Scan the lines below; pull out those with "days".

RECORDS SHOWN:
....
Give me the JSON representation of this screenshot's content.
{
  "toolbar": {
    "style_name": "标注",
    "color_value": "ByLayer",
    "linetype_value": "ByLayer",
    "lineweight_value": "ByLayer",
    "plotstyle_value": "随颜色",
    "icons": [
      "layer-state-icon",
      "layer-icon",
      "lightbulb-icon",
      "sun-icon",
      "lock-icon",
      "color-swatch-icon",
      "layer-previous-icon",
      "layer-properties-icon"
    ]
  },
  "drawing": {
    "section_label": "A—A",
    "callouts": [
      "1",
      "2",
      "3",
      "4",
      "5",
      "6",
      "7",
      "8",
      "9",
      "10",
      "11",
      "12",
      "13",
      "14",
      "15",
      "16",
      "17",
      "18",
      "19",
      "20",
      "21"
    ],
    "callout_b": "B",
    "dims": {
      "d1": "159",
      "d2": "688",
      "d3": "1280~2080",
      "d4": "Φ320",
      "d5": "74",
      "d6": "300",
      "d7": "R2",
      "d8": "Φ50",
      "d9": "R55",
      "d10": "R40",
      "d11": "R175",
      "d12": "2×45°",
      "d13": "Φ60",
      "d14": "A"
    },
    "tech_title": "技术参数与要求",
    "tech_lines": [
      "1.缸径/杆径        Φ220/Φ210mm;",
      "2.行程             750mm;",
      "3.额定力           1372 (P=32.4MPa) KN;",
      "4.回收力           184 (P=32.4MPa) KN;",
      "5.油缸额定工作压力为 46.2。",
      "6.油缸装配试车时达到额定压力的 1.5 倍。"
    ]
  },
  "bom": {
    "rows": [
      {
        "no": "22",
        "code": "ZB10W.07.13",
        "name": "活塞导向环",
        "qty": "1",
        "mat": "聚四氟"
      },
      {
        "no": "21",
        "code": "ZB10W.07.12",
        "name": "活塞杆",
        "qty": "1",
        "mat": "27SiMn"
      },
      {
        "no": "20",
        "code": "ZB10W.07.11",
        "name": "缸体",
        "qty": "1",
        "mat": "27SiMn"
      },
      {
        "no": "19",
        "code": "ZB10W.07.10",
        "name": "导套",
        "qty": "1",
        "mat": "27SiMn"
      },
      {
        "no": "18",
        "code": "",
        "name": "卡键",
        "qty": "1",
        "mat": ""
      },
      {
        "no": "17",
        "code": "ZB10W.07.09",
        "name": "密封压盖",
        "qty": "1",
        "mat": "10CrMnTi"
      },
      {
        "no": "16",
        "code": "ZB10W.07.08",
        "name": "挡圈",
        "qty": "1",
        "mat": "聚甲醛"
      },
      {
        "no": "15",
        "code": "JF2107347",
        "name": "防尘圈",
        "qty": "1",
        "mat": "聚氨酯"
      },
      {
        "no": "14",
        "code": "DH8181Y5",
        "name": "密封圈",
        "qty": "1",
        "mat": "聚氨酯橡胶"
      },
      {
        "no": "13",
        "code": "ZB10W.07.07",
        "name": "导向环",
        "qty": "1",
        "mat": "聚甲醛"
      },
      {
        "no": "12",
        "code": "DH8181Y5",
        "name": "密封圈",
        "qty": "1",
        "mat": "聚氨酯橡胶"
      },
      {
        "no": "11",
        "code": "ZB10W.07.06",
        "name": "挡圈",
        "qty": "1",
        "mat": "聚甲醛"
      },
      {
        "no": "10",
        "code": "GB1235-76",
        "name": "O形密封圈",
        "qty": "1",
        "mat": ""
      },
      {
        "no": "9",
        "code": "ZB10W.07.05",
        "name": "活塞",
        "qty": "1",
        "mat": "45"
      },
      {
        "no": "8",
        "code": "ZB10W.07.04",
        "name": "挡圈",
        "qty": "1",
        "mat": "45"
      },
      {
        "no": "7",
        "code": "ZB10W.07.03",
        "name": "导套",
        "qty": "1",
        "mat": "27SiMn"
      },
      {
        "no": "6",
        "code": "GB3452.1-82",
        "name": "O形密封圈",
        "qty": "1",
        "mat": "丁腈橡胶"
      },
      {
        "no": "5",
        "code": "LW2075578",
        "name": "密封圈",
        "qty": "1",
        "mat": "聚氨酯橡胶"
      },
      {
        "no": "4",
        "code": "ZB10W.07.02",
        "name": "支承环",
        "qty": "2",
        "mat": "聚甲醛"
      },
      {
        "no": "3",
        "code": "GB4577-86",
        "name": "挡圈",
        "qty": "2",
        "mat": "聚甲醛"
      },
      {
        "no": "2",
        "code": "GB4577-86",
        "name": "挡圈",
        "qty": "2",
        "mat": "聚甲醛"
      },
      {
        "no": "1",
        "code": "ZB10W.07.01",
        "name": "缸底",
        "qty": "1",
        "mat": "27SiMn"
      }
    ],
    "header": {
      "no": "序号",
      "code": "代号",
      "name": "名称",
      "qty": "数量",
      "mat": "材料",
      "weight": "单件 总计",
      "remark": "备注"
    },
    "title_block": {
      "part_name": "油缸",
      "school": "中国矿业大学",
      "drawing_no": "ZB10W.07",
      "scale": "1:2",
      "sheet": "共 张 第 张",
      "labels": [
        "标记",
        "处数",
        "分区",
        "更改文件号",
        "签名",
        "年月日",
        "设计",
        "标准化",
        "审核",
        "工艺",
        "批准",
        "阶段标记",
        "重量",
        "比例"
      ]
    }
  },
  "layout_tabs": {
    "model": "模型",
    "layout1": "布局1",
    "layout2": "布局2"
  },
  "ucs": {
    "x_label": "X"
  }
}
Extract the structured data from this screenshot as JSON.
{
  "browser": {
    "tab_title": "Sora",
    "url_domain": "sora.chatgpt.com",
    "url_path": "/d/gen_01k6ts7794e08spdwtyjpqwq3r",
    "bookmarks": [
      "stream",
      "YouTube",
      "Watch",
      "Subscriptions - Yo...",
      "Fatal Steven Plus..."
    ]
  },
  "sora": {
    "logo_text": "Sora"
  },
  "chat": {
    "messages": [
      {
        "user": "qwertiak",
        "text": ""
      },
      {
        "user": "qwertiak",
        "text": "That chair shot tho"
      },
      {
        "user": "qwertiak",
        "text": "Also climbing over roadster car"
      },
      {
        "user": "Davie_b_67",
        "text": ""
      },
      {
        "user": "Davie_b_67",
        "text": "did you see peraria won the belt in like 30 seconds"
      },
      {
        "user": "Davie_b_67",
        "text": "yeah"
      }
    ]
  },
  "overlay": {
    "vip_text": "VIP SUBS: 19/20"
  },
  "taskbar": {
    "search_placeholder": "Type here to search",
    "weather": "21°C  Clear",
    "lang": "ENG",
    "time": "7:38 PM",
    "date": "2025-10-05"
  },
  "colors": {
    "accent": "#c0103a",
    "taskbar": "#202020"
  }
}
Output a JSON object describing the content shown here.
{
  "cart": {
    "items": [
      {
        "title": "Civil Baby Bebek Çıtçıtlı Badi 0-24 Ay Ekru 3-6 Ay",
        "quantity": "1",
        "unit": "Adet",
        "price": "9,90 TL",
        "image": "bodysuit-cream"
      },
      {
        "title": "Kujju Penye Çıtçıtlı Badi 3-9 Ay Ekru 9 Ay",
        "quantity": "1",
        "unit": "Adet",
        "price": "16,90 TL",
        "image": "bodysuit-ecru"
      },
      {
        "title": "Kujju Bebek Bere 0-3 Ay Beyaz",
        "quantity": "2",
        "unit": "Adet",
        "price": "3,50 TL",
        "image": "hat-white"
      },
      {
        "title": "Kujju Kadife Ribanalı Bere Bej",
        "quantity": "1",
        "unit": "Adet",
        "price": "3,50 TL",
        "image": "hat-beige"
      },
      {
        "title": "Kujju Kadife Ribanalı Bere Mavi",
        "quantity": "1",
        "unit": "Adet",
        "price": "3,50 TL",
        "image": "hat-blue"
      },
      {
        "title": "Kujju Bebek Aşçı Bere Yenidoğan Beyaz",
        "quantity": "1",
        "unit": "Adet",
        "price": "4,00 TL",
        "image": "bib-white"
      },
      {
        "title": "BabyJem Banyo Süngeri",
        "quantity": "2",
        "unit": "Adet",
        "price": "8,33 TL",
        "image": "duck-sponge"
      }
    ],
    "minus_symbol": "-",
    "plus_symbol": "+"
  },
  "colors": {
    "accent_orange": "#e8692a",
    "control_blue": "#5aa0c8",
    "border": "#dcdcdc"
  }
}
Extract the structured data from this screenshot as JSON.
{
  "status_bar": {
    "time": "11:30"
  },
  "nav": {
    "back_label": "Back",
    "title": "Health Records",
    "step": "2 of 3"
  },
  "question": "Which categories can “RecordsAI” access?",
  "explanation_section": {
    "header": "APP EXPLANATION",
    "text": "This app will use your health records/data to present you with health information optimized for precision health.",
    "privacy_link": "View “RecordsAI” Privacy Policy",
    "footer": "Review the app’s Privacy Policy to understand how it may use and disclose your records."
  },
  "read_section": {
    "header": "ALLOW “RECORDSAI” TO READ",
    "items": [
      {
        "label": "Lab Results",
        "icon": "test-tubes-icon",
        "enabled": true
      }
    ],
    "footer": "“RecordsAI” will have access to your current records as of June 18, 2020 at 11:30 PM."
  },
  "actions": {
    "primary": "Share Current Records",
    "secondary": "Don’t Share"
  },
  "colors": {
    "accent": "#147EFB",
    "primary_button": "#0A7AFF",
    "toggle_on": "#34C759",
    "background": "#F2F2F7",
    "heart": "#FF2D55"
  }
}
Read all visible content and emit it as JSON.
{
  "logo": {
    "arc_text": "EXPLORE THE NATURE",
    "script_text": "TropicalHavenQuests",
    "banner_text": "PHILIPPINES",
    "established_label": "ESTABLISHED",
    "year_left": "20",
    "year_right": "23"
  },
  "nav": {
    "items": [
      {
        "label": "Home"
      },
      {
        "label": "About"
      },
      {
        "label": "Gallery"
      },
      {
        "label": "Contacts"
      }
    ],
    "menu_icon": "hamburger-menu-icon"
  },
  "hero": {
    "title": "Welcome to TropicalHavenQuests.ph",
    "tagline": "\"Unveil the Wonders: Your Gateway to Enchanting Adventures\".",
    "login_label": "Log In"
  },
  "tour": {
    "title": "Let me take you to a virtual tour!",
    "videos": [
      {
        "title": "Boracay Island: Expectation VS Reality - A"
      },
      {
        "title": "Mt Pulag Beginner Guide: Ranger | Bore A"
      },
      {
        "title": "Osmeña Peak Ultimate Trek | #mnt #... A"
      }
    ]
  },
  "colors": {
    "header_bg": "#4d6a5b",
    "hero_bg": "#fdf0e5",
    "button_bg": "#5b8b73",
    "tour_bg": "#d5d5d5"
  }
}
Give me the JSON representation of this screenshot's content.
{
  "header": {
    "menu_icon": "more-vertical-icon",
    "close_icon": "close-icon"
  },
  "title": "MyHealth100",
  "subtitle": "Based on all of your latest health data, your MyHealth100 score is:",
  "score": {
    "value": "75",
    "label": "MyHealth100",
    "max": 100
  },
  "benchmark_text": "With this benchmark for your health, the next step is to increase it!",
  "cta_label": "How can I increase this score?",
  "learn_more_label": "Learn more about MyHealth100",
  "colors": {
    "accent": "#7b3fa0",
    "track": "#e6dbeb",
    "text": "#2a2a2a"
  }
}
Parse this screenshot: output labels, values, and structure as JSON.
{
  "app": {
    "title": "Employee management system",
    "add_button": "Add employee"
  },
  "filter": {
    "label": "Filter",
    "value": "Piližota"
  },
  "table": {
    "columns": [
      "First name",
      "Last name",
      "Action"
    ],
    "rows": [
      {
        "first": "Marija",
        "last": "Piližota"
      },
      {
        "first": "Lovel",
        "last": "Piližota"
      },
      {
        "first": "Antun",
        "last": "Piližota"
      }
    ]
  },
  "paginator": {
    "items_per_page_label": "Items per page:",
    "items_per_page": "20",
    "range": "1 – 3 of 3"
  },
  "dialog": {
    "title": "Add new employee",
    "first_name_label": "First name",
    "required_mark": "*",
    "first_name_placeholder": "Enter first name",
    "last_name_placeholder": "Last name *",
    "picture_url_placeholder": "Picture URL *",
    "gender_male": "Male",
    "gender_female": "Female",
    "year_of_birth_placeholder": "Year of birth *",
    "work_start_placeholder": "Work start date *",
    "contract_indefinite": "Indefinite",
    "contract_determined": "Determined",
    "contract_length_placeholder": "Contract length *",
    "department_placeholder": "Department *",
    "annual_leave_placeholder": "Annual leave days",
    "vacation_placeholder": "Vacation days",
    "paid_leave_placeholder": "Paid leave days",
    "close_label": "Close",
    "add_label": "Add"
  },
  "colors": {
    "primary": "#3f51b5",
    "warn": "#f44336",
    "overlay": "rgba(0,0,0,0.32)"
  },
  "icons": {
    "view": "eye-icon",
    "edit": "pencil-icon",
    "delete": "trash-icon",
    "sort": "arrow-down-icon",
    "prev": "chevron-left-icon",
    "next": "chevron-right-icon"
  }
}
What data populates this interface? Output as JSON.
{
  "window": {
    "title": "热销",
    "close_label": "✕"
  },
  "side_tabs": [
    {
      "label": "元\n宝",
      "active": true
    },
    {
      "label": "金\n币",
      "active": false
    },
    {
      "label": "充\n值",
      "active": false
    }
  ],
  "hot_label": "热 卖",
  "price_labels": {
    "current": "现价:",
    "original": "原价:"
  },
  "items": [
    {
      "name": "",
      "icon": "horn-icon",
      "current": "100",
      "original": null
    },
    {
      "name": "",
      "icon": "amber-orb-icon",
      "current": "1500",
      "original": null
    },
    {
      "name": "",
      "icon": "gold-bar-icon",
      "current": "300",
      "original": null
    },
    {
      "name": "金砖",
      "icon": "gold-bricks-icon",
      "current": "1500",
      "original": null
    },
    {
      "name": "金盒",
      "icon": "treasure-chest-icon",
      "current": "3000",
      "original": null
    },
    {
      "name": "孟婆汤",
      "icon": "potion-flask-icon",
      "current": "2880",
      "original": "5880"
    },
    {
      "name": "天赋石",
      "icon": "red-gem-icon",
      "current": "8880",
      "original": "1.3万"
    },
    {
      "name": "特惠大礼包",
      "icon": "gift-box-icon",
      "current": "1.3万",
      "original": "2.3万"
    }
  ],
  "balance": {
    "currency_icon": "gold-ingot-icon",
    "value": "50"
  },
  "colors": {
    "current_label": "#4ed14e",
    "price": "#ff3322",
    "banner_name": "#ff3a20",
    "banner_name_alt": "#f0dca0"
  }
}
....
SOLUTION FOR THIS EXERCISE:
    "annual_leave_placeholder": "Annual leave days",
    "vacation_placeholder": "Vacation days",
    "paid_leave_placeholder": "Paid leave days",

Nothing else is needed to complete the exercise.